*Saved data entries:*
◆ ◆ ◆

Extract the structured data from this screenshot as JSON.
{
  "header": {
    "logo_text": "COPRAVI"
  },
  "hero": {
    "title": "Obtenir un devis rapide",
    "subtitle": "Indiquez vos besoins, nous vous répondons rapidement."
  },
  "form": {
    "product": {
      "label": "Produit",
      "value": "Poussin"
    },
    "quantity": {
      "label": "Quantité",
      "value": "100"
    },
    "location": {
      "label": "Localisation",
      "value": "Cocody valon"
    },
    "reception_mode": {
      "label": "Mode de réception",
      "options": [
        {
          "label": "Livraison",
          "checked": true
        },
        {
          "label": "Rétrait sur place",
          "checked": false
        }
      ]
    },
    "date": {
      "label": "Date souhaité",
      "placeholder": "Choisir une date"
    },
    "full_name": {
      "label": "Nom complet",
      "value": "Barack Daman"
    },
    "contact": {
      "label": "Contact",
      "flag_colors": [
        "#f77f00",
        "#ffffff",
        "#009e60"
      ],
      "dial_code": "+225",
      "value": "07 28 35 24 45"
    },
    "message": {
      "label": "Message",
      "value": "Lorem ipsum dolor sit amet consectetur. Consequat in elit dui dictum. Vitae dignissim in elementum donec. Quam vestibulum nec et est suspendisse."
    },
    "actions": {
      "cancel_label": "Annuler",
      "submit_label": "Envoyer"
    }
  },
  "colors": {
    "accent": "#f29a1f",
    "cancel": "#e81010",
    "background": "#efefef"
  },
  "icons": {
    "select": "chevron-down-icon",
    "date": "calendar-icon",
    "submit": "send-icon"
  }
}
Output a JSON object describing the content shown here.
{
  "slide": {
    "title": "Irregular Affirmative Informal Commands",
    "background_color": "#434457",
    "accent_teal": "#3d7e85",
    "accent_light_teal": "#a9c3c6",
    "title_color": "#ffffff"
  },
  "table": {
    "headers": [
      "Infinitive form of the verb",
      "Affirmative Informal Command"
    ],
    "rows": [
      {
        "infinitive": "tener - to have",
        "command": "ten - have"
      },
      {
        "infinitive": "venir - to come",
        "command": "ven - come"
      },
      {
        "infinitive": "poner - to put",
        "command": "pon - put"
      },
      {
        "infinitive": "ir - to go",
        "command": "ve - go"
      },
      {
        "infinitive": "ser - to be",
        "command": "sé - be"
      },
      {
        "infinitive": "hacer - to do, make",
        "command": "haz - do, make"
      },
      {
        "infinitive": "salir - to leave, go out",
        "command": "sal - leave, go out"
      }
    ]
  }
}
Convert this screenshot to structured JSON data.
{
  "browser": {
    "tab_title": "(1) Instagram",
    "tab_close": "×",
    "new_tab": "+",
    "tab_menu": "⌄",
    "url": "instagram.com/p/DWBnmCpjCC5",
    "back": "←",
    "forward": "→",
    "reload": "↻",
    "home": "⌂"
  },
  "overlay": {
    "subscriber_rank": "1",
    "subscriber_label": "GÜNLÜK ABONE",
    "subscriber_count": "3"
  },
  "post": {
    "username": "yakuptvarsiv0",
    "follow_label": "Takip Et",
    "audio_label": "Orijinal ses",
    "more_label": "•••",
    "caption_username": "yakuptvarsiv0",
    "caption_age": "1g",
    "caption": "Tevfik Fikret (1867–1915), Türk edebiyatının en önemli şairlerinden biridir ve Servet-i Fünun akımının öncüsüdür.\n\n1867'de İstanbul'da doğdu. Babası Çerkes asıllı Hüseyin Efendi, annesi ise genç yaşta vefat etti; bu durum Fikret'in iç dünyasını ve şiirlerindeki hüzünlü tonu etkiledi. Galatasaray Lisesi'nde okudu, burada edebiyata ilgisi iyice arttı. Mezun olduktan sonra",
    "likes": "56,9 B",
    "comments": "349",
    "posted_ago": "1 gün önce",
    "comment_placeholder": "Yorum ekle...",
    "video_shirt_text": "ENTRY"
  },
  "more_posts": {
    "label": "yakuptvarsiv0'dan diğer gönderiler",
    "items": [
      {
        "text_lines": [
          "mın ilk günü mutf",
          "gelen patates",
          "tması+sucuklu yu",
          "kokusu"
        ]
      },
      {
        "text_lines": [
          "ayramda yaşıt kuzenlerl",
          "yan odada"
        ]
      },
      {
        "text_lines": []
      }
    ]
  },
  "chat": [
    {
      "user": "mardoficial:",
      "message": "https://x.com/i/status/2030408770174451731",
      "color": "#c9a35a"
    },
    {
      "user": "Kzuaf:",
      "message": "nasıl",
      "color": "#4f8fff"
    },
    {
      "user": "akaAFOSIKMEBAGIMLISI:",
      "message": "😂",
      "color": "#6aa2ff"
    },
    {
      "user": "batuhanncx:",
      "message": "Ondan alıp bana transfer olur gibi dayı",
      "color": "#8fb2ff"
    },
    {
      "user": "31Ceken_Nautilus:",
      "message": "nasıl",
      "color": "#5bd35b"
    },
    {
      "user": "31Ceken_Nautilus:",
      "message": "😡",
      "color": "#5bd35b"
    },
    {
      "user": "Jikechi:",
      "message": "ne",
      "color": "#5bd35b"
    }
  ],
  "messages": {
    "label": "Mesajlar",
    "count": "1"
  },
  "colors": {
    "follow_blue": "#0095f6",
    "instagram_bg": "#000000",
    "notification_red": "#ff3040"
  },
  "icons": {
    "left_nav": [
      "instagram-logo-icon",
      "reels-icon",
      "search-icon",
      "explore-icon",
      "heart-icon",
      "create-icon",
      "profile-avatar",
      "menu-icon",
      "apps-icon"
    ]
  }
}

◆ ◆ ◆

*Exercise task:*
Extract each line from the listing above, please, and repeat it exactly.

*Worked answer:*
Extract the structured data from this screenshot as JSON.
{
  "header": {
    "logo_text": "COPRAVI"
  },
  "hero": {
    "title": "Obtenir un devis rapide",
    "subtitle": "Indiquez vos besoins, nous vous répondons rapidement."
  },
  "form": {
    "product": {
      "label": "Produit",
      "value": "Poussin"
    },
    "quantity": {
      "label": "Quantité",
      "value": "100"
    },
    "location": {
      "label": "Localisation",
      "value": "Cocody valon"
    },
    "reception_mode": {
      "label": "Mode de réception",
      "options": [
        {
          "label": "Livraison",
          "checked": true
        },
        {
          "label": "Rétrait sur place",
          "checked": false
        }
      ]
    },
    "date": {
      "label": "Date souhaité",
      "placeholder": "Choisir une date"
    },
    "full_name": {
      "label": "Nom complet",
      "value": "Barack Daman"
    },
    "contact": {
      "label": "Contact",
      "flag_colors": [
        "#f77f00",
        "#ffffff",
        "#009e60"
      ],
      "dial_code": "+225",
      "value": "07 28 35 24 45"
    },
    "message": {
      "label": "Message",
      "value": "Lorem ipsum dolor sit amet consectetur. Consequat in elit dui dictum. Vitae dignissim in elementum donec. Quam vestibulum nec et est suspendisse."
    },
    "actions": {
      "cancel_label": "Annuler",
      "submit_label": "Envoyer"
    }
  },
  "colors": {
    "accent": "#f29a1f",
    "cancel": "#e81010",
    "background": "#efefef"
  },
  "icons": {
    "select": "chevron-down-icon",
    "date": "calendar-icon",
    "submit": "send-icon"
  }
}
Output a JSON object describing the content shown here.
{
  "slide": {
    "title": "Irregular Affirmative Informal Commands",
    "background_color": "#434457",
    "accent_teal": "#3d7e85",
    "accent_light_teal": "#a9c3c6",
    "title_color": "#ffffff"
  },
  "table": {
    "headers": [
      "Infinitive form of the verb",
      "Affirmative Informal Command"
    ],
    "rows": [
      {
        "infinitive": "tener - to have",
        "command": "ten - have"
      },
      {
        "infinitive": "venir - to come",
        "command": "ven - come"
      },
      {
        "infinitive": "poner - to put",
        "command": "pon - put"
      },
      {
        "infinitive": "ir - to go",
        "command": "ve - go"
      },
      {
        "infinitive": "ser - to be",
        "command": "sé - be"
      },
      {
        "infinitive": "hacer - to do, make",
        "command": "haz - do, make"
      },
      {
        "infinitive": "salir - to leave, go out",
        "command": "sal - leave, go out"
      }
    ]
  }
}
Convert this screenshot to structured JSON data.
{
  "browser": {
    "tab_title": "(1) Instagram",
    "tab_close": "×",
    "new_tab": "+",
    "tab_menu": "⌄",
    "url": "instagram.com/p/DWBnmCpjCC5",
    "back": "←",
    "forward": "→",
    "reload": "↻",
    "home": "⌂"
  },
  "overlay": {
    "subscriber_rank": "1",
    "subscriber_label": "GÜNLÜK ABONE",
    "subscriber_count": "3"
  },
  "post": {
    "username": "yakuptvarsiv0",
    "follow_label": "Takip Et",
    "audio_label": "Orijinal ses",
    "more_label": "•••",
    "caption_username": "yakuptvarsiv0",
    "caption_age": "1g",
    "caption": "Tevfik Fikret (1867–1915), Türk edebiyatının en önemli şairlerinden biridir ve Servet-i Fünun akımının öncüsüdür.\n\n1867'de İstanbul'da doğdu. Babası Çerkes asıllı Hüseyin Efendi, annesi ise genç yaşta vefat etti; bu durum Fikret'in iç dünyasını ve şiirlerindeki hüzünlü tonu etkiledi. Galatasaray Lisesi'nde okudu, burada edebiyata ilgisi iyice arttı. Mezun olduktan sonra",
    "likes": "56,9 B",
    "comments": "349",
    "posted_ago": "1 gün önce",
    "comment_placeholder": "Yorum ekle...",
    "video_shirt_text": "ENTRY"
  },
  "more_posts": {
    "label": "yakuptvarsiv0'dan diğer gönderiler",
    "items": [
      {
        "text_lines": [
          "mın ilk günü mutf",
          "gelen patates",
          "tması+sucuklu yu",
          "kokusu"
        ]
      },
      {
        "text_lines": [
          "ayramda yaşıt kuzenlerl",
          "yan odada"
        ]
      },
      {
        "text_lines": []
      }
    ]
  },
  "chat": [
    {
      "user": "mardoficial:",
      "message": "https://x.com/i/status/2030408770174451731",
      "color": "#c9a35a"
    },
    {
      "user": "Kzuaf:",
      "message": "nasıl",
      "color": "#4f8fff"
    },
    {
      "user": "akaAFOSIKMEBAGIMLISI:",
      "message": "😂",
      "color": "#6aa2ff"
    },
    {
      "user": "batuhanncx:",
      "message": "Ondan alıp bana transfer olur gibi dayı",
      "color": "#8fb2ff"
    },
    {
      "user": "31Ceken_Nautilus:",
      "message": "nasıl",
      "color": "#5bd35b"
    },
    {
      "user": "31Ceken_Nautilus:",
      "message": "😡",
      "color": "#5bd35b"
    },
    {
      "user": "Jikechi:",
      "message": "ne",
      "color": "#5bd35b"
    }
  ],
  "messages": {
    "label": "Mesajlar",
    "count": "1"
  },
  "colors": {
    "follow_blue": "#0095f6",
    "instagram_bg": "#000000",
    "notification_red": "#ff3040"
  },
  "icons": {
    "left_nav": [
      "instagram-logo-icon",
      "reels-icon",
      "search-icon",
      "explore-icon",
      "heart-icon",
      "create-icon",
      "profile-avatar",
      "menu-icon",
      "apps-icon"
    ]
  }
}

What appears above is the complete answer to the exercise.